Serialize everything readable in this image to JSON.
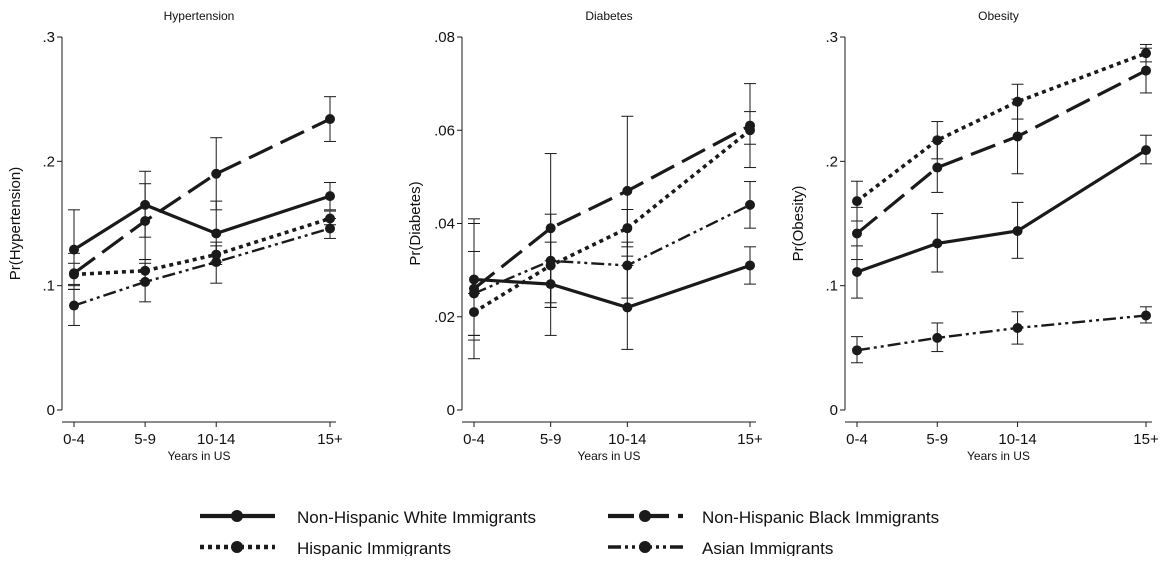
{
  "chart_data": [
    {
      "type": "line",
      "title": "Hypertension",
      "xlabel": "Years in US",
      "ylabel": "Pr(Hypertension)",
      "categories": [
        "0-4",
        "5-9",
        "10-14",
        "15+"
      ],
      "x": [
        2,
        7,
        12,
        20
      ],
      "xlim": [
        2,
        20
      ],
      "ylim": [
        0,
        0.3
      ],
      "yticks": [
        0,
        0.1,
        0.2,
        0.3
      ],
      "yticklabels": [
        "0",
        ".1",
        ".2",
        ".3"
      ],
      "grid": false,
      "series": [
        {
          "name": "Non-Hispanic White Immigrants",
          "values": [
            0.129,
            0.165,
            0.142,
            0.172
          ],
          "lower": [
            0.097,
            0.139,
            0.117,
            0.161
          ],
          "upper": [
            0.161,
            0.192,
            0.168,
            0.183
          ]
        },
        {
          "name": "Non-Hispanic Black Immigrants",
          "values": [
            0.11,
            0.152,
            0.19,
            0.234
          ],
          "lower": [
            0.097,
            0.121,
            0.161,
            0.216
          ],
          "upper": [
            0.126,
            0.182,
            0.219,
            0.252
          ]
        },
        {
          "name": "Hispanic Immigrants",
          "values": [
            0.109,
            0.112,
            0.125,
            0.154
          ],
          "lower": [
            0.101,
            0.104,
            0.119,
            0.149
          ],
          "upper": [
            0.118,
            0.121,
            0.132,
            0.16
          ]
        },
        {
          "name": "Asian Immigrants",
          "values": [
            0.084,
            0.103,
            0.119,
            0.146
          ],
          "lower": [
            0.068,
            0.087,
            0.102,
            0.138
          ],
          "upper": [
            0.1,
            0.118,
            0.135,
            0.154
          ]
        }
      ]
    },
    {
      "type": "line",
      "title": "Diabetes",
      "xlabel": "Years in US",
      "ylabel": "Pr(Diabetes)",
      "categories": [
        "0-4",
        "5-9",
        "10-14",
        "15+"
      ],
      "x": [
        2,
        7,
        12,
        20
      ],
      "xlim": [
        2,
        20
      ],
      "ylim": [
        0,
        0.08
      ],
      "yticks": [
        0,
        0.02,
        0.04,
        0.06,
        0.08
      ],
      "yticklabels": [
        "0",
        ".02",
        ".04",
        ".06",
        ".08"
      ],
      "grid": false,
      "series": [
        {
          "name": "Non-Hispanic White Immigrants",
          "values": [
            0.028,
            0.027,
            0.022,
            0.031
          ],
          "lower": [
            0.015,
            0.022,
            0.013,
            0.027
          ],
          "upper": [
            0.041,
            0.032,
            0.033,
            0.035
          ]
        },
        {
          "name": "Non-Hispanic Black Immigrants",
          "values": [
            0.026,
            0.039,
            0.047,
            0.061
          ],
          "lower": [
            0.016,
            0.016,
            0.031,
            0.052
          ],
          "upper": [
            0.034,
            0.055,
            0.063,
            0.07
          ]
        },
        {
          "name": "Hispanic Immigrants",
          "values": [
            0.021,
            0.031,
            0.039,
            0.06
          ],
          "lower": [
            0.016,
            0.023,
            0.035,
            0.057
          ],
          "upper": [
            0.025,
            0.036,
            0.043,
            0.064
          ]
        },
        {
          "name": "Asian Immigrants",
          "values": [
            0.025,
            0.032,
            0.031,
            0.044
          ],
          "lower": [
            0.011,
            0.022,
            0.024,
            0.039
          ],
          "upper": [
            0.04,
            0.042,
            0.036,
            0.049
          ]
        }
      ]
    },
    {
      "type": "line",
      "title": "Obesity",
      "xlabel": "Years in US",
      "ylabel": "Pr(Obesity)",
      "categories": [
        "0-4",
        "5-9",
        "10-14",
        "15+"
      ],
      "x": [
        2,
        7,
        12,
        20
      ],
      "xlim": [
        2,
        20
      ],
      "ylim": [
        0,
        0.3
      ],
      "yticks": [
        0,
        0.1,
        0.2,
        0.3
      ],
      "yticklabels": [
        "0",
        ".1",
        ".2",
        ".3"
      ],
      "grid": false,
      "series": [
        {
          "name": "Non-Hispanic White Immigrants",
          "values": [
            0.111,
            0.134,
            0.144,
            0.209
          ],
          "lower": [
            0.09,
            0.111,
            0.122,
            0.198
          ],
          "upper": [
            0.132,
            0.158,
            0.167,
            0.221
          ]
        },
        {
          "name": "Non-Hispanic Black Immigrants",
          "values": [
            0.142,
            0.195,
            0.22,
            0.273
          ],
          "lower": [
            0.121,
            0.175,
            0.19,
            0.255
          ],
          "upper": [
            0.163,
            0.216,
            0.25,
            0.291
          ]
        },
        {
          "name": "Hispanic Immigrants",
          "values": [
            0.168,
            0.217,
            0.248,
            0.287
          ],
          "lower": [
            0.152,
            0.202,
            0.234,
            0.28
          ],
          "upper": [
            0.184,
            0.232,
            0.262,
            0.294
          ]
        },
        {
          "name": "Asian Immigrants",
          "values": [
            0.048,
            0.058,
            0.066,
            0.076
          ],
          "lower": [
            0.038,
            0.047,
            0.053,
            0.07
          ],
          "upper": [
            0.059,
            0.07,
            0.079,
            0.083
          ]
        }
      ]
    }
  ],
  "legend": {
    "placement": "bottom",
    "items": [
      {
        "label": "Non-Hispanic White Immigrants",
        "style": "solid"
      },
      {
        "label": "Non-Hispanic Black Immigrants",
        "style": "longdash"
      },
      {
        "label": "Hispanic Immigrants",
        "style": "dotted"
      },
      {
        "label": "Asian Immigrants",
        "style": "dashdot"
      }
    ]
  },
  "colors": {
    "line": "#1a1a1a",
    "background": "#ffffff"
  }
}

-=-=-=-=-

◆ **Task to complete**
Every entry above needs to be retyped exactly; drop the pictures.

◆ **Response to this task**
Serialize everything readable in this image to JSON.
{
  "chart_data": [
    {
      "type": "line",
      "title": "Hypertension",
      "xlabel": "Years in US",
      "ylabel": "Pr(Hypertension)",
      "categories": [
        "0-4",
        "5-9",
        "10-14",
        "15+"
      ],
      "x": [
        2,
        7,
        12,
        20
      ],
      "xlim": [
        2,
        20
      ],
      "ylim": [
        0,
        0.3
      ],
      "yticks": [
        0,
        0.1,
        0.2,
        0.3
      ],
      "yticklabels": [
        "0",
        ".1",
        ".2",
        ".3"
      ],
      "grid": false,
      "series": [
        {
          "name": "Non-Hispanic White Immigrants",
          "values": [
            0.129,
            0.165,
            0.142,
            0.172
          ],
          "lower": [
            0.097,
            0.139,
            0.117,
            0.161
          ],
          "upper": [
            0.161,
            0.192,
            0.168,
            0.183
          ]
        },
        {
          "name": "Non-Hispanic Black Immigrants",
          "values": [
            0.11,
            0.152,
            0.19,
            0.234
          ],
          "lower": [
            0.097,
            0.121,
            0.161,
            0.216
          ],
          "upper": [
            0.126,
            0.182,
            0.219,
            0.252
          ]
        },
        {
          "name": "Hispanic Immigrants",
          "values": [
            0.109,
            0.112,
            0.125,
            0.154
          ],
          "lower": [
            0.101,
            0.104,
            0.119,
            0.149
          ],
          "upper": [
            0.118,
            0.121,
            0.132,
            0.16
          ]
        },
        {
          "name": "Asian Immigrants",
          "values": [
            0.084,
            0.103,
            0.119,
            0.146
          ],
          "lower": [
            0.068,
            0.087,
            0.102,
            0.138
          ],
          "upper": [
            0.1,
            0.118,
            0.135,
            0.154
          ]
        }
      ]
    },
    {
      "type": "line",
      "title": "Diabetes",
      "xlabel": "Years in US",
      "ylabel": "Pr(Diabetes)",
      "categories": [
        "0-4",
        "5-9",
        "10-14",
        "15+"
      ],
      "x": [
        2,
        7,
        12,
        20
      ],
      "xlim": [
        2,
        20
      ],
      "ylim": [
        0,
        0.08
      ],
      "yticks": [
        0,
        0.02,
        0.04,
        0.06,
        0.08
      ],
      "yticklabels": [
        "0",
        ".02",
        ".04",
        ".06",
        ".08"
      ],
      "grid": false,
      "series": [
        {
          "name": "Non-Hispanic White Immigrants",
          "values": [
            0.028,
            0.027,
            0.022,
            0.031
          ],
          "lower": [
            0.015,
            0.022,
            0.013,
            0.027
          ],
          "upper": [
            0.041,
            0.032,
            0.033,
            0.035
          ]
        },
        {
          "name": "Non-Hispanic Black Immigrants",
          "values": [
            0.026,
            0.039,
            0.047,
            0.061
          ],
          "lower": [
            0.016,
            0.016,
            0.031,
            0.052
          ],
          "upper": [
            0.034,
            0.055,
            0.063,
            0.07
          ]
        },
        {
          "name": "Hispanic Immigrants",
          "values": [
            0.021,
            0.031,
            0.039,
            0.06
          ],
          "lower": [
            0.016,
            0.023,
            0.035,
            0.057
          ],
          "upper": [
            0.025,
            0.036,
            0.043,
            0.064
          ]
        },
        {
          "name": "Asian Immigrants",
          "values": [
            0.025,
            0.032,
            0.031,
            0.044
          ],
          "lower": [
            0.011,
            0.022,
            0.024,
            0.039
          ],
          "upper": [
            0.04,
            0.042,
            0.036,
            0.049
          ]
        }
      ]
    },
    {
      "type": "line",
      "title": "Obesity",
      "xlabel": "Years in US",
      "ylabel": "Pr(Obesity)",
      "categories": [
        "0-4",
        "5-9",
        "10-14",
        "15+"
      ],
      "x": [
        2,
        7,
        12,
        20
      ],
      "xlim": [
        2,
        20
      ],
      "ylim": [
        0,
        0.3
      ],
      "yticks": [
        0,
        0.1,
        0.2,
        0.3
      ],
      "yticklabels": [
        "0",
        ".1",
        ".2",
        ".3"
      ],
      "grid": false,
      "series": [
        {
          "name": "Non-Hispanic White Immigrants",
          "values": [
            0.111,
            0.134,
            0.144,
            0.209
          ],
          "lower": [
            0.09,
            0.111,
            0.122,
            0.198
          ],
          "upper": [
            0.132,
            0.158,
            0.167,
            0.221
          ]
        },
        {
          "name": "Non-Hispanic Black Immigrants",
          "values": [
            0.142,
            0.195,
            0.22,
            0.273
          ],
          "lower": [
            0.121,
            0.175,
            0.19,
            0.255
          ],
          "upper": [
            0.163,
            0.216,
            0.25,
            0.291
          ]
        },
        {
          "name": "Hispanic Immigrants",
          "values": [
            0.168,
            0.217,
            0.248,
            0.287
          ],
          "lower": [
            0.152,
            0.202,
            0.234,
            0.28
          ],
          "upper": [
            0.184,
            0.232,
            0.262,
            0.294
          ]
        },
        {
          "name": "Asian Immigrants",
          "values": [
            0.048,
            0.058,
            0.066,
            0.076
          ],
          "lower": [
            0.038,
            0.047,
            0.053,
            0.07
          ],
          "upper": [
            0.059,
            0.07,
            0.079,
            0.083
          ]
        }
      ]
    }
  ],
  "legend": {
    "placement": "bottom",
    "items": [
      {
        "label": "Non-Hispanic White Immigrants",
        "style": "solid"
      },
      {
        "label": "Non-Hispanic Black Immigrants",
        "style": "longdash"
      },
      {
        "label": "Hispanic Immigrants",
        "style": "dotted"
      },
      {
        "label": "Asian Immigrants",
        "style": "dashdot"
      }
    ]
  },
  "colors": {
    "line": "#1a1a1a",
    "background": "#ffffff"
  }
}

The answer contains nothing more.